◆ REQUIREMENT ◆
Present each line of the entries below that holds the word "this".
## Begin PROVIDED DATA
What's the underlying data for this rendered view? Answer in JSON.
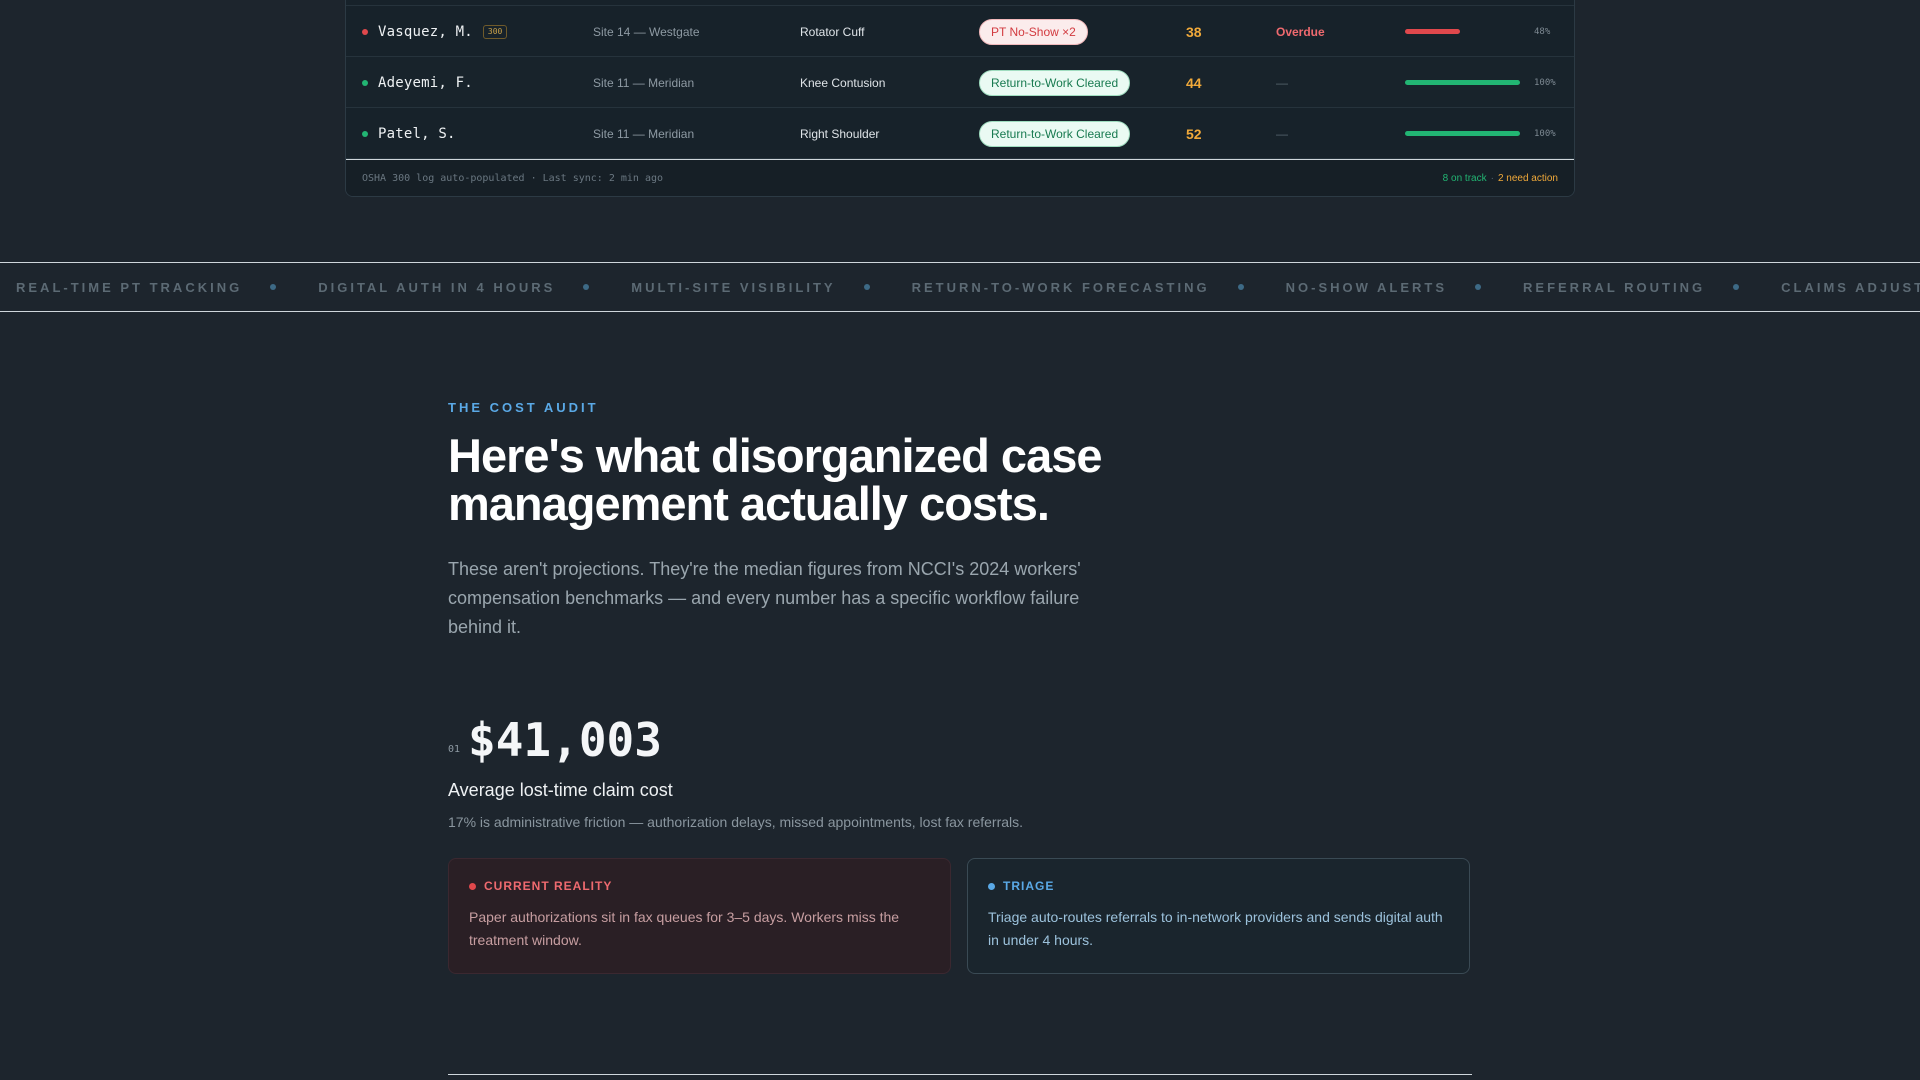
{
  "cases": {
    "rows": [
      {
        "name": "Vasquez, M.",
        "tag": "300",
        "site": "Site 14 — Westgate",
        "injury": "Rotator Cuff",
        "status": "PT No-Show ×2",
        "day": "38",
        "flag": "Overdue",
        "progress": 0.48,
        "progress_label": "48%"
      },
      {
        "name": "Adeyemi, F.",
        "tag": "",
        "site": "Site 11 — Meridian",
        "injury": "Knee Contusion",
        "status": "Return-to-Work Cleared",
        "day": "44",
        "flag": "—",
        "progress": 1.0,
        "progress_label": "100%"
      },
      {
        "name": "Patel, S.",
        "tag": "",
        "site": "Site 11 — Meridian",
        "injury": "Right Shoulder",
        "status": "Return-to-Work Cleared",
        "day": "52",
        "flag": "—",
        "progress": 1.0,
        "progress_label": "100%"
      }
    ],
    "footer_left": "OSHA 300 log auto-populated · Last sync: 2 min ago",
    "footer_ok": "8 on track",
    "footer_sep": "·",
    "footer_warn": "2 need action"
  },
  "ticker": {
    "items": [
      "REAL-TIME PT TRACKING",
      "DIGITAL AUTH IN 4 HOURS",
      "MULTI-SITE VISIBILITY",
      "RETURN-TO-WORK FORECASTING",
      "NO-SHOW ALERTS",
      "REFERRAL ROUTING",
      "CLAIMS ADJUSTER PORTAL"
    ]
  },
  "audit": {
    "eyebrow": "THE COST AUDIT",
    "headline": "Here's what disorganized case management actually costs.",
    "lede": "These aren't projections. They're the median figures from NCCI's 2024 workers' compensation benchmarks — and every number has a specific workflow failure behind it.",
    "stat_index": "01",
    "stat_value": "$41,003",
    "stat_title": "Average lost-time claim cost",
    "stat_sub": "17% is administrative friction — authorization delays, missed appointments, lost fax referrals.",
    "card_bad_label": "CURRENT REALITY",
    "card_bad_body": "Paper authorizations sit in fax queues for 3–5 days. Workers miss the treatment window.",
    "card_good_label": "TRIAGE",
    "card_good_body": "Triage auto-routes referrals to in-network providers and sends digital auth in under 4 hours."
  },
  "colors": {
    "background": "#1d252d",
    "accent_blue": "#5aa9e6",
    "danger": "#e0484c",
    "success": "#22b573",
    "warning": "#f0a93a"
  }
}
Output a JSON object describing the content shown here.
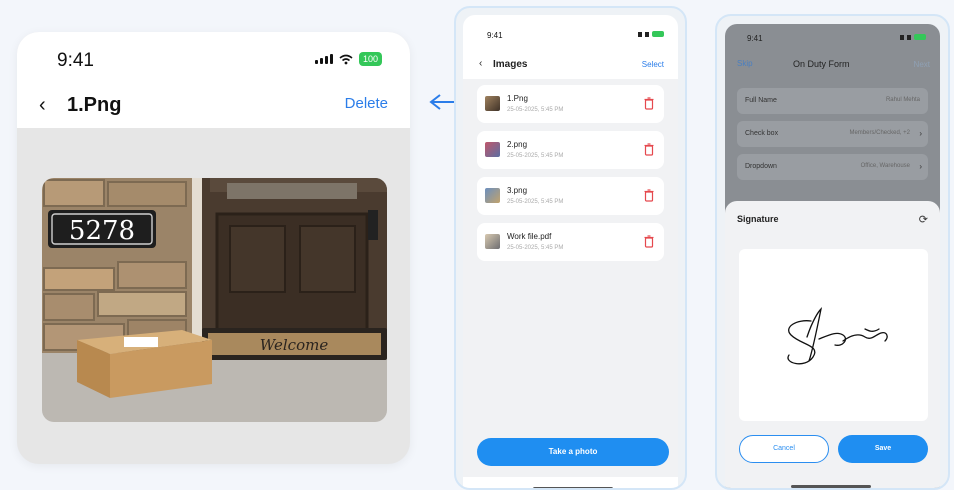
{
  "preview": {
    "status_time": "9:41",
    "battery": "100",
    "back_icon": "chevron-left-icon",
    "title": "1.Png",
    "delete_label": "Delete",
    "photo_house_number": "5278",
    "photo_mat_text": "Welcome"
  },
  "images_screen": {
    "status_time": "9:41",
    "back_icon": "chevron-left-icon",
    "title": "Images",
    "select_label": "Select",
    "items": [
      {
        "name": "1.Png",
        "meta": "25-05-2025, 5:45 PM"
      },
      {
        "name": "2.png",
        "meta": "25-05-2025, 5:45 PM"
      },
      {
        "name": "3.png",
        "meta": "25-05-2025, 5:45 PM"
      },
      {
        "name": "Work file.pdf",
        "meta": "25-05-2025, 5:45 PM"
      }
    ],
    "take_photo_label": "Take a photo"
  },
  "form_screen": {
    "status_time": "9:41",
    "skip_label": "Skip",
    "title": "On Duty Form",
    "next_label": "Next",
    "fields": [
      {
        "label": "Full Name",
        "value": "Rahul Mehta"
      },
      {
        "label": "Check box",
        "value": "Members/Checked, +2"
      },
      {
        "label": "Dropdown",
        "value": "Office, Warehouse"
      }
    ],
    "signature_title": "Signature",
    "cancel_label": "Cancel",
    "save_label": "Save"
  },
  "colors": {
    "accent": "#1f8ef1",
    "delete_text": "#2b7de9",
    "battery": "#34c759",
    "trash": "#e5484d"
  }
}
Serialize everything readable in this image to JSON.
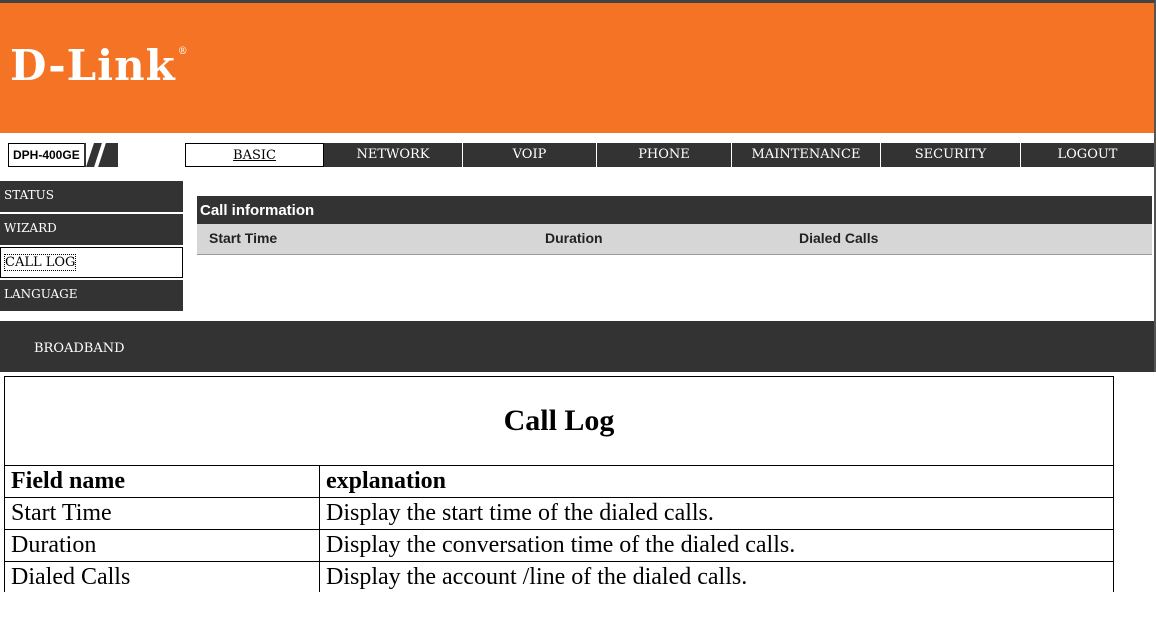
{
  "header": {
    "brand": "D-Link",
    "registered_mark": "®",
    "model": "DPH-400GE",
    "brand_color": "#f47324"
  },
  "topnav": {
    "tabs": [
      {
        "label": "BASIC",
        "active": true
      },
      {
        "label": "NETWORK",
        "active": false
      },
      {
        "label": "VOIP",
        "active": false
      },
      {
        "label": "PHONE",
        "active": false
      },
      {
        "label": "MAINTENANCE",
        "active": false
      },
      {
        "label": "SECURITY",
        "active": false
      },
      {
        "label": "LOGOUT",
        "active": false
      }
    ]
  },
  "leftnav": {
    "items": [
      {
        "label": "STATUS",
        "active": false
      },
      {
        "label": "WIZARD",
        "active": false
      },
      {
        "label": "CALL LOG",
        "active": true
      },
      {
        "label": "LANGUAGE",
        "active": false
      }
    ]
  },
  "call_info": {
    "title": "Call information",
    "columns": [
      "Start Time",
      "Duration",
      "Dialed Calls"
    ]
  },
  "bottombar": {
    "label": "BROADBAND"
  },
  "doc_table": {
    "title": "Call Log",
    "headers": [
      "Field name",
      "explanation"
    ],
    "rows": [
      [
        "Start Time",
        "Display the start time of the dialed calls."
      ],
      [
        "Duration",
        "Display the conversation time of the dialed calls."
      ],
      [
        "Dialed Calls",
        "Display the account /line of the dialed calls."
      ]
    ]
  }
}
## End PROVIDED DATA
◆ PROBLEM SOLUTION ◆
What's the underlying data for this rendered view? Answer in JSON.
Serialize everything readable in this image to JSON.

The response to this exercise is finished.